- [Instruction]
Reproduce word for word everything from "Traditional machine learning-based sentiment" down to "between different words." in the text on aspect-based sentiment analysis.

Aspect-based sentiment analysis has been investigated mainly based on four approaches: feature-based, dictionary-based, traditional machine learning-based, and deep learning-based. Feature-based or dictionary-based methods first retrieve aspects and sentiment words in review and then calculate the sentiment polarity pointed to by sentiment words according to prior knowledge. Due to the use of prior knowledge such as sentiment dictionary, these methods dig out information in text quickly and achieve good performance. However, they are heavily dependent on external knowledge. The randomness of words used in review makes it difficult for them to extract infrequent sentiment words. Therefore, these methods cannot fully discover the aspects and corresponding sentiment words in the review.
Traditional machine learning-based sentiment analysis approaches construct features that express the semantic information of words and input these features into machine learning models such as SVM [2] and NB [3] to determine the aspect sentiment polarity. They also exploit models such as LDA [4] to automatically mine the sentiment information of aspects in review and classify these aspects. These methods focus on the semantics of the words themselves but ignore the semantic information existing between different words.
Recently, the application of deep learning has become more and more extensive, such as network representation learning [5, 6], recommendation system [7], and so on. Sentiment analysis methods based on deep learning also showed promising performance and attracted a great deal of attention [8]. However, these methods require abundant labeled data that is not easily available in reality. Therefore, some works try to solve this problem by introducing transfer learning and generative adversarial networks. Specifically, they first learn a traditional language model or an end-to-end encoder through extensive unlabeled data to represent text. Then they perform semi-supervised learning based on the encoding model through a little labeled data and fine-tune it to get the final classification model. These methods take local context information of the word into account while calculating the word representation to complete the aspect sentiment polarity prediction. However, due to the limitations of the neural network model, such approaches cannot mine the global context information of words and perform targeted analysis on specific aspects of review.
To solve the above problems, we propose an LSTM model based on dependency-relationship embedding and attention mechanism (DA-LSTM), which is applied for the sentiment classification task of product reviews. Figure 1 illustrates the architecture of a standard LSTM [9], which has an excellent performance in text semantic information mining. The proposed DA-LSTM takes the hidden vectors of sentiment words output by LSTM as its basic, and fuses them with the dependency-relationship through the BI function to preserve the dependency between words and the global context information. In addition, it takes the aspect vector into consideration, and finds the sentiment word most related to the target aspect through the attention mechanism. Finally, the obtained word representation is fed into the softmax function to predict the sentiment polarity of the aspect. The main contributions of this paper are summarized as: We propose a novel method for word vector generation. Different from the existing methods, our method fuses the dependency-relationship embedding with the hidden vector obtained by LSTM, which also preserves the dependency information and context information between words. We design an attention mechanism. The extracted aspect information and the combined word vector are fed into the attention mechanism, which adaptively assigns larger weight to word related to the target aspect to avoid interference from irrelevant words. We evaluate experiments on three real-world review datasets, namely Laptop14, Restaurant15, Restaurant16. Experiments demonstrate that the proposed model achieves excellent performance compared to baselines.

- [Source data]
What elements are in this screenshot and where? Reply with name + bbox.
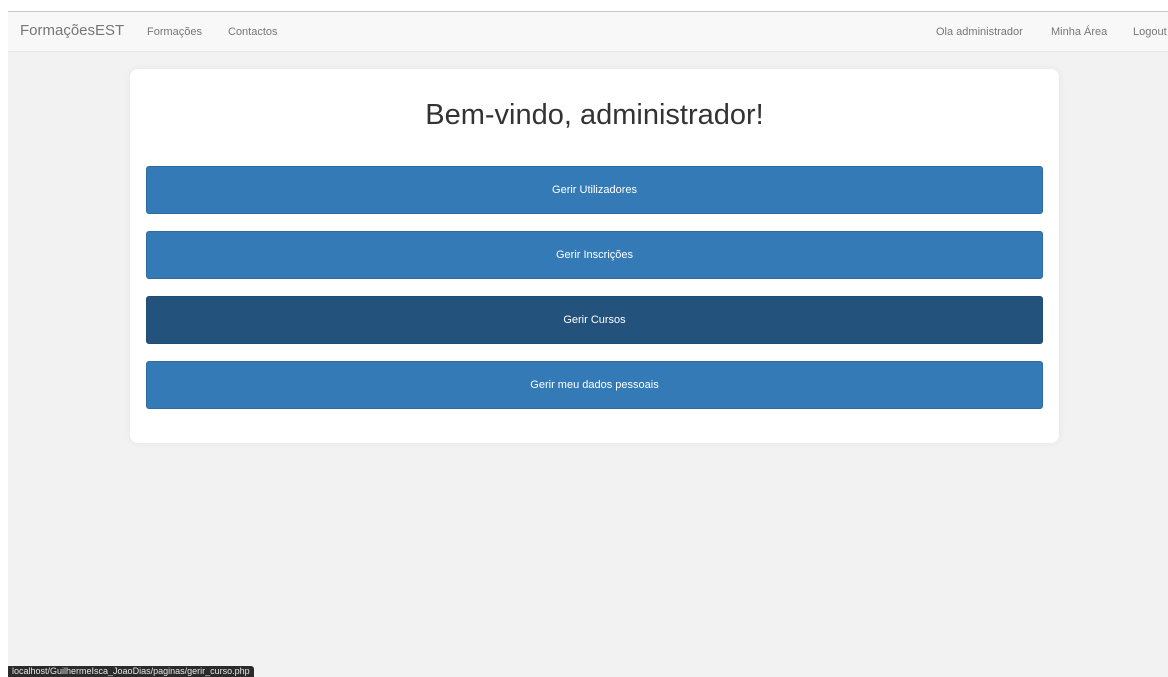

- [Finished task]
Traditional machine learning-based sentiment analysis approaches construct features that express the semantic information of words and input these features into machine learning models such as SVM [2] and NB [3] to determine the aspect sentiment polarity. They also exploit models such as LDA [4] to automatically mine the sentiment information of aspects in review and classify these aspects. These methods focus on the semantics of the words themselves but ignore the semantic information existing between different words.